# Brief
Pictures appear in the records below; write out everything else exactly.

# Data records
--- START ---
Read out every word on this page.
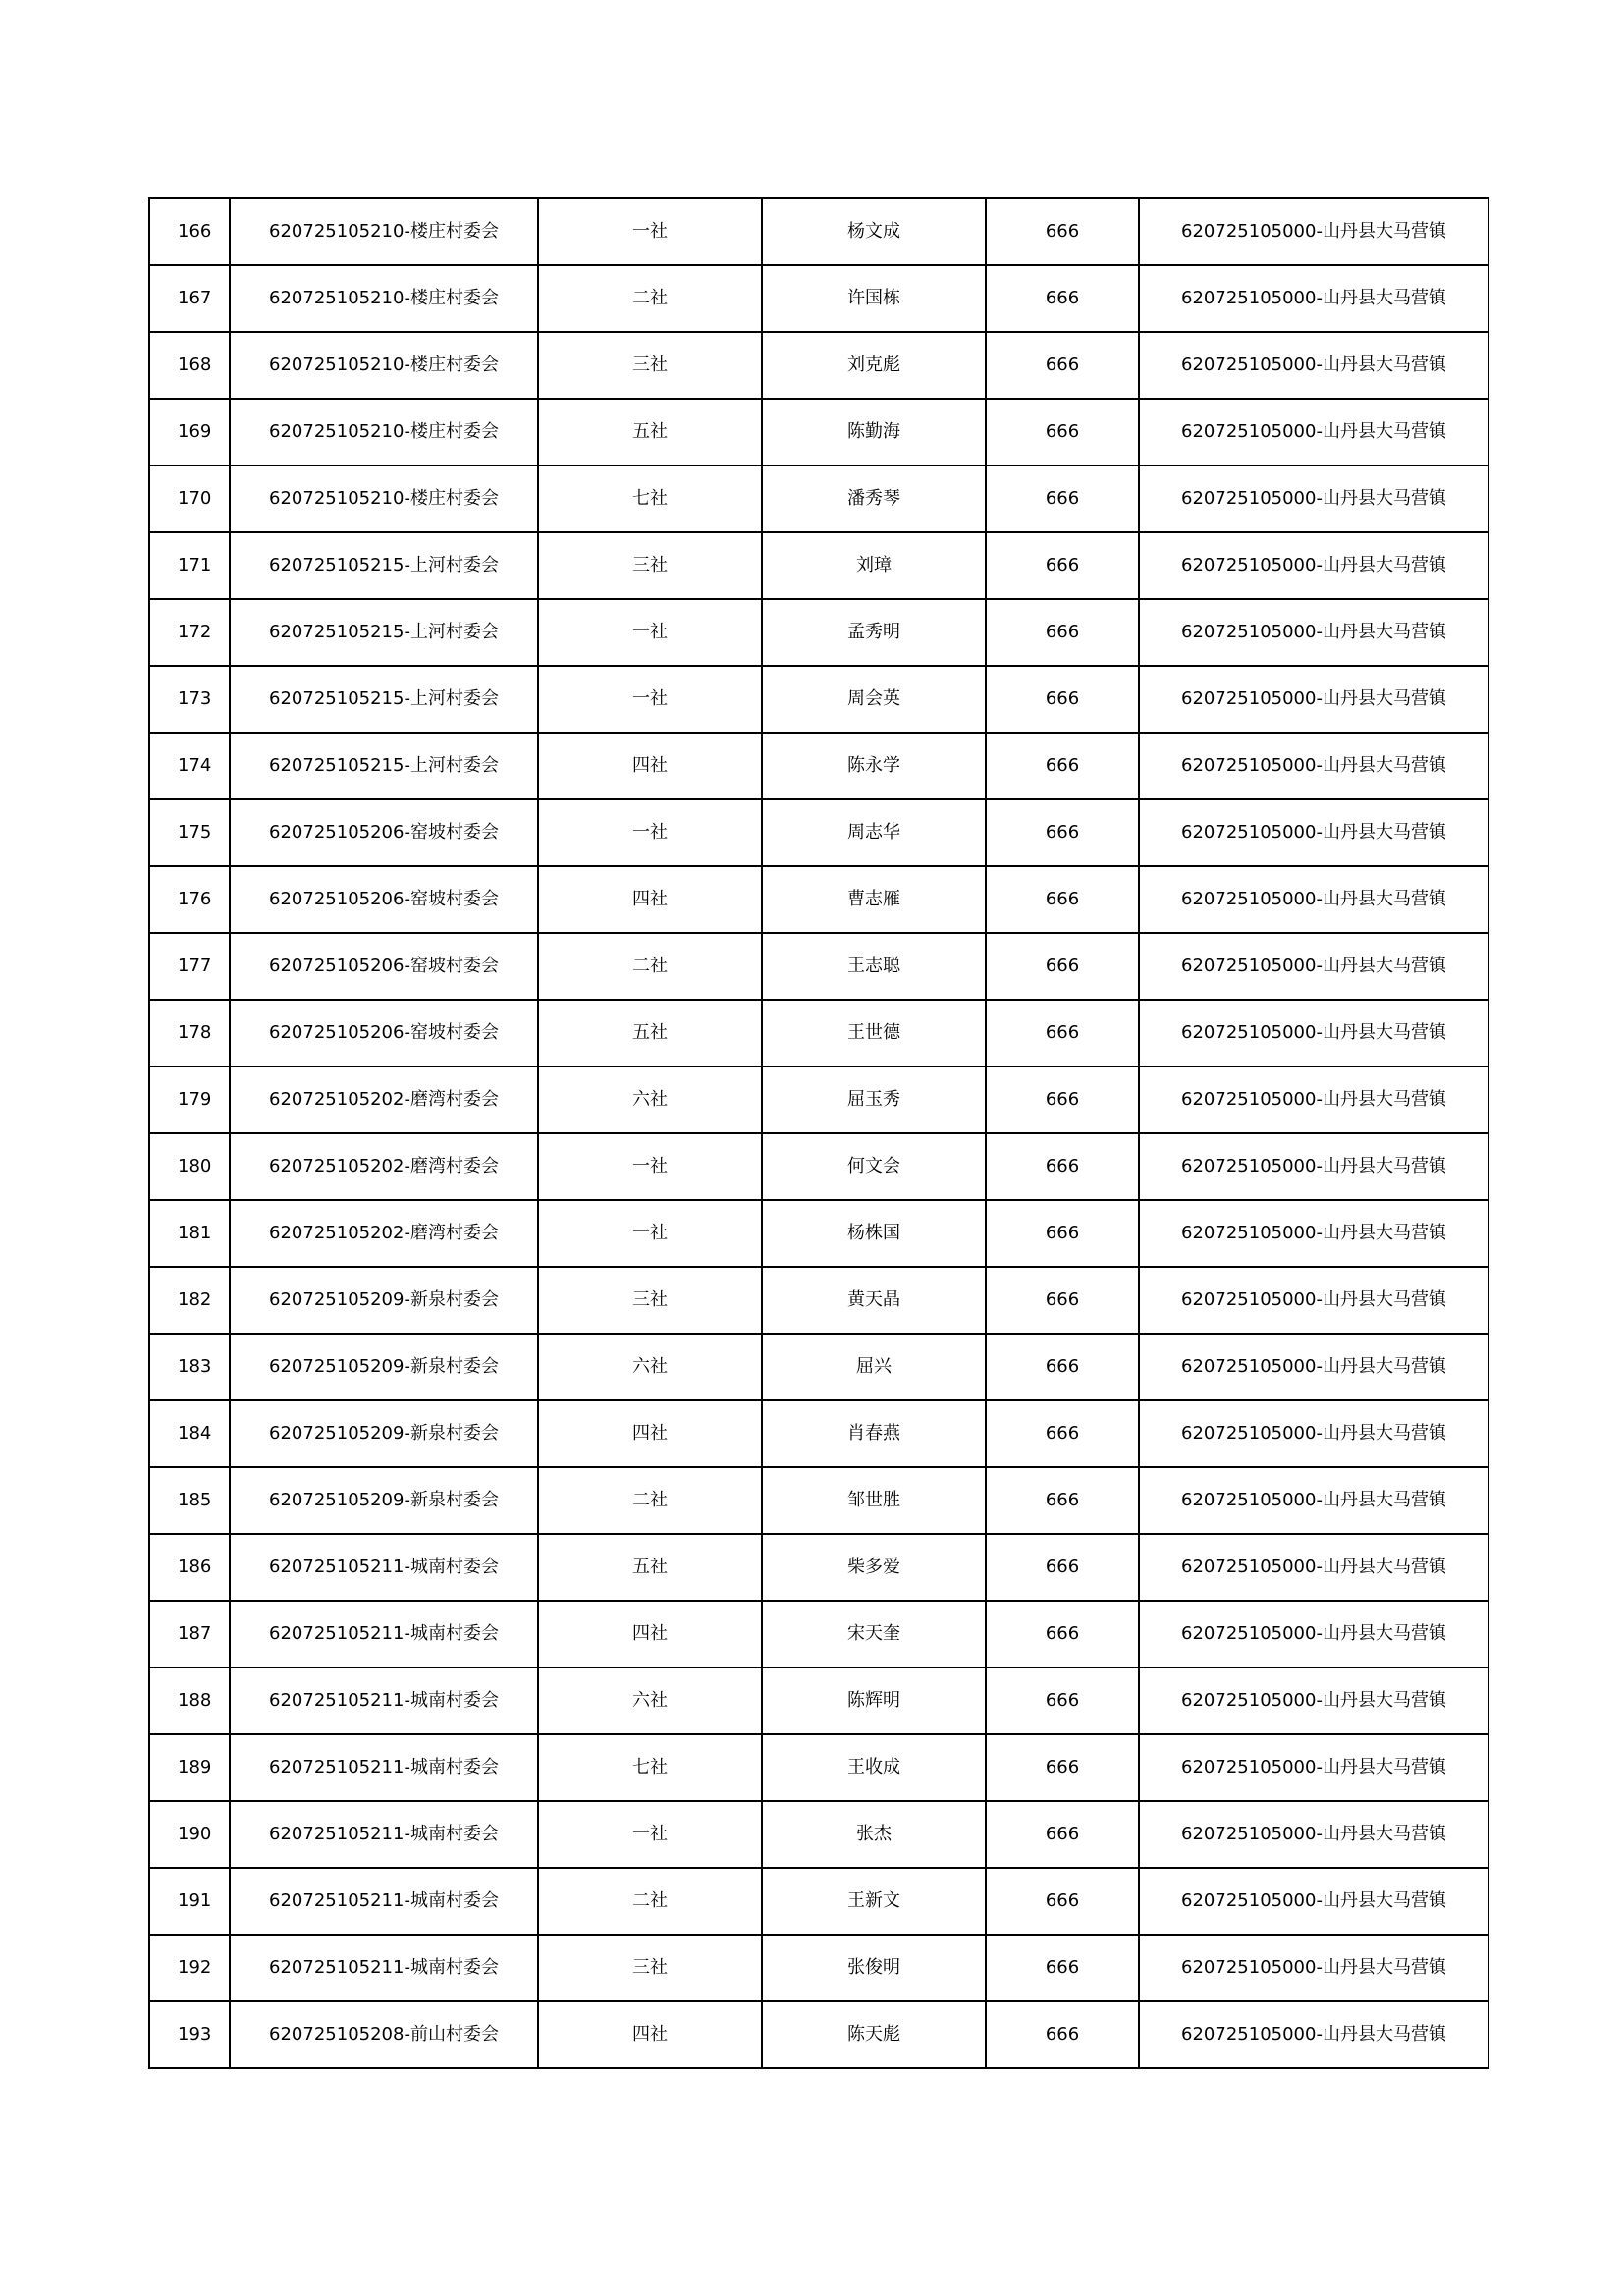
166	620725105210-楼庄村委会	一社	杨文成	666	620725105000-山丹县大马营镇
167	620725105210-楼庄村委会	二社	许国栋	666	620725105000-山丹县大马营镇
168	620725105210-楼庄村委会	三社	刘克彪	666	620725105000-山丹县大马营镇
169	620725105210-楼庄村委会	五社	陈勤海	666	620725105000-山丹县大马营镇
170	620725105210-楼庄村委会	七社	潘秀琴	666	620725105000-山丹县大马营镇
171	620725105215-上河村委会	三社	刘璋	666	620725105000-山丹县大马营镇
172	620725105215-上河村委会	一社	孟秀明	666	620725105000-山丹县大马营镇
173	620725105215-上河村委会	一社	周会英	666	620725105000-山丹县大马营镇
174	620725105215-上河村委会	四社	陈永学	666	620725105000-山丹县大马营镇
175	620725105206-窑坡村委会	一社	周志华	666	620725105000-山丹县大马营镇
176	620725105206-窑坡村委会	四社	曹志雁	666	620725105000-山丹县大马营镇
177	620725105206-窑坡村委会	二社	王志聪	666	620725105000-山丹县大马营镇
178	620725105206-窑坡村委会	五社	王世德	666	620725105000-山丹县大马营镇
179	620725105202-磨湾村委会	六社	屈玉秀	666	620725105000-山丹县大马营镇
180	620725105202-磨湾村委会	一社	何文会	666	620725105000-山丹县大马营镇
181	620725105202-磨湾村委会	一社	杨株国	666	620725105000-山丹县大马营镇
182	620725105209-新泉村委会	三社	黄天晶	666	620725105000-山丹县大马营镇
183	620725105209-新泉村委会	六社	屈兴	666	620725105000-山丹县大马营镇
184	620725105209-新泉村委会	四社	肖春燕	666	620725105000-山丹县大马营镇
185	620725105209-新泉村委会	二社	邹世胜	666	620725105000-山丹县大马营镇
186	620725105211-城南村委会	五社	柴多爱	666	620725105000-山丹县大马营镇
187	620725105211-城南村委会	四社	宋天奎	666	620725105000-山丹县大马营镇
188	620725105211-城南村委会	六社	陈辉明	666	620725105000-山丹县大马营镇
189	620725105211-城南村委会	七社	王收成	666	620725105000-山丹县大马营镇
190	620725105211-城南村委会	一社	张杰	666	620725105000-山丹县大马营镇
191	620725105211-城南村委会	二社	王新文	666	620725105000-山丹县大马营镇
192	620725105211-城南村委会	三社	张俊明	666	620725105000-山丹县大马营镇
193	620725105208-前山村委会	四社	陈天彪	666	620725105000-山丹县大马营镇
--- END ---
# Correct answer
Read out every word on this page.
166	620725105210-楼庄村委会	一社	杨文成	666	620725105000-山丹县大马营镇
167	620725105210-楼庄村委会	二社	许国栋	666	620725105000-山丹县大马营镇
168	620725105210-楼庄村委会	三社	刘克彪	666	620725105000-山丹县大马营镇
169	620725105210-楼庄村委会	五社	陈勤海	666	620725105000-山丹县大马营镇
170	620725105210-楼庄村委会	七社	潘秀琴	666	620725105000-山丹县大马营镇
171	620725105215-上河村委会	三社	刘璋	666	620725105000-山丹县大马营镇
172	620725105215-上河村委会	一社	孟秀明	666	620725105000-山丹县大马营镇
173	620725105215-上河村委会	一社	周会英	666	620725105000-山丹县大马营镇
174	620725105215-上河村委会	四社	陈永学	666	620725105000-山丹县大马营镇
175	620725105206-窑坡村委会	一社	周志华	666	620725105000-山丹县大马营镇
176	620725105206-窑坡村委会	四社	曹志雁	666	620725105000-山丹县大马营镇
177	620725105206-窑坡村委会	二社	王志聪	666	620725105000-山丹县大马营镇
178	620725105206-窑坡村委会	五社	王世德	666	620725105000-山丹县大马营镇
179	620725105202-磨湾村委会	六社	屈玉秀	666	620725105000-山丹县大马营镇
180	620725105202-磨湾村委会	一社	何文会	666	620725105000-山丹县大马营镇
181	620725105202-磨湾村委会	一社	杨株国	666	620725105000-山丹县大马营镇
182	620725105209-新泉村委会	三社	黄天晶	666	620725105000-山丹县大马营镇
183	620725105209-新泉村委会	六社	屈兴	666	620725105000-山丹县大马营镇
184	620725105209-新泉村委会	四社	肖春燕	666	620725105000-山丹县大马营镇
185	620725105209-新泉村委会	二社	邹世胜	666	620725105000-山丹县大马营镇
186	620725105211-城南村委会	五社	柴多爱	666	620725105000-山丹县大马营镇
187	620725105211-城南村委会	四社	宋天奎	666	620725105000-山丹县大马营镇
188	620725105211-城南村委会	六社	陈辉明	666	620725105000-山丹县大马营镇
189	620725105211-城南村委会	七社	王收成	666	620725105000-山丹县大马营镇
190	620725105211-城南村委会	一社	张杰	666	620725105000-山丹县大马营镇
191	620725105211-城南村委会	二社	王新文	666	620725105000-山丹县大马营镇
192	620725105211-城南村委会	三社	张俊明	666	620725105000-山丹县大马营镇
193	620725105208-前山村委会	四社	陈天彪	666	620725105000-山丹县大马营镇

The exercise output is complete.